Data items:
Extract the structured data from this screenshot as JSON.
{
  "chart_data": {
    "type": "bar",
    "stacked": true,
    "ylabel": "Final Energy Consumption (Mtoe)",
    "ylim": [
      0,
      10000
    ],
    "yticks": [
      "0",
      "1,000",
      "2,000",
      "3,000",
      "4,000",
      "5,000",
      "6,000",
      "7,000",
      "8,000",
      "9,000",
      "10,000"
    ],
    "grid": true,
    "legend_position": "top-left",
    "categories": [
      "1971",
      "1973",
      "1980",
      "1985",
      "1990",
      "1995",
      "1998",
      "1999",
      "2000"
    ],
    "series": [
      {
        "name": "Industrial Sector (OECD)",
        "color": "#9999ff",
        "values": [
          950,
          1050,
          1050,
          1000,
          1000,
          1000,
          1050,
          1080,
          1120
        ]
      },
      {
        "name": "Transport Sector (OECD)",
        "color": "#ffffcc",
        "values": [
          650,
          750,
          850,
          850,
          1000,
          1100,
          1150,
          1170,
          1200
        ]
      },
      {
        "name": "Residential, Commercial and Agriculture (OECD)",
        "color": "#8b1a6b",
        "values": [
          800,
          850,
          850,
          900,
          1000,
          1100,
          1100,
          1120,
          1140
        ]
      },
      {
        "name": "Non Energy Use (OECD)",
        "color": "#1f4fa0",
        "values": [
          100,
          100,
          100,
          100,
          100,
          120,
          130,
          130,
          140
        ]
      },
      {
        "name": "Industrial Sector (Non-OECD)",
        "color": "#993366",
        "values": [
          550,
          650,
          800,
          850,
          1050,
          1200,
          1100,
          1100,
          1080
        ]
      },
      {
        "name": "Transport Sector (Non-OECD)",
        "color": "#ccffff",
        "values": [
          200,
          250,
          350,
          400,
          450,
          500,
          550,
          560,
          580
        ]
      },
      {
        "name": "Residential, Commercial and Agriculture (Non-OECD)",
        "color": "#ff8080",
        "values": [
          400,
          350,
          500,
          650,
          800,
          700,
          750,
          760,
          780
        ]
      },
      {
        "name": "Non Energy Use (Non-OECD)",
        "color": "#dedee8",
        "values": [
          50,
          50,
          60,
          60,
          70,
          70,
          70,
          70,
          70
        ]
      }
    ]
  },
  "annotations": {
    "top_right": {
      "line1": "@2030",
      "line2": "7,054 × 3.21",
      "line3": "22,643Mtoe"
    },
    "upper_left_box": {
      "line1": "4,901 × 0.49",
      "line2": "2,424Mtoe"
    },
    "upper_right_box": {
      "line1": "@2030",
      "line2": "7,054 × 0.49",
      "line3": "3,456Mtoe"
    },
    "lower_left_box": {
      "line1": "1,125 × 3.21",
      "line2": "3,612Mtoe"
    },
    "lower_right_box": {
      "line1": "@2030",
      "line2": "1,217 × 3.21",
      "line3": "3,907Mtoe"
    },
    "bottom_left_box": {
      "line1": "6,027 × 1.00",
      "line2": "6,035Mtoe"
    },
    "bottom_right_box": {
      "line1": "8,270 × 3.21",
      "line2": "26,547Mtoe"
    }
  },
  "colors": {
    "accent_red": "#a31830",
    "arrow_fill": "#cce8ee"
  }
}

WORK INSTRUCTIONS: In the listing above, find each line with the word "OECD" and copy it.

EXERCISE RESPONSE:
        "name": "Industrial Sector (OECD)",
        "name": "Transport Sector (OECD)",
        "name": "Residential, Commercial and Agriculture (OECD)",
        "name": "Non Energy Use (OECD)",
        "name": "Industrial Sector (Non-OECD)",
        "name": "Transport Sector (Non-OECD)",
        "name": "Residential, Commercial and Agriculture (Non-OECD)",
        "name": "Non Energy Use (Non-OECD)",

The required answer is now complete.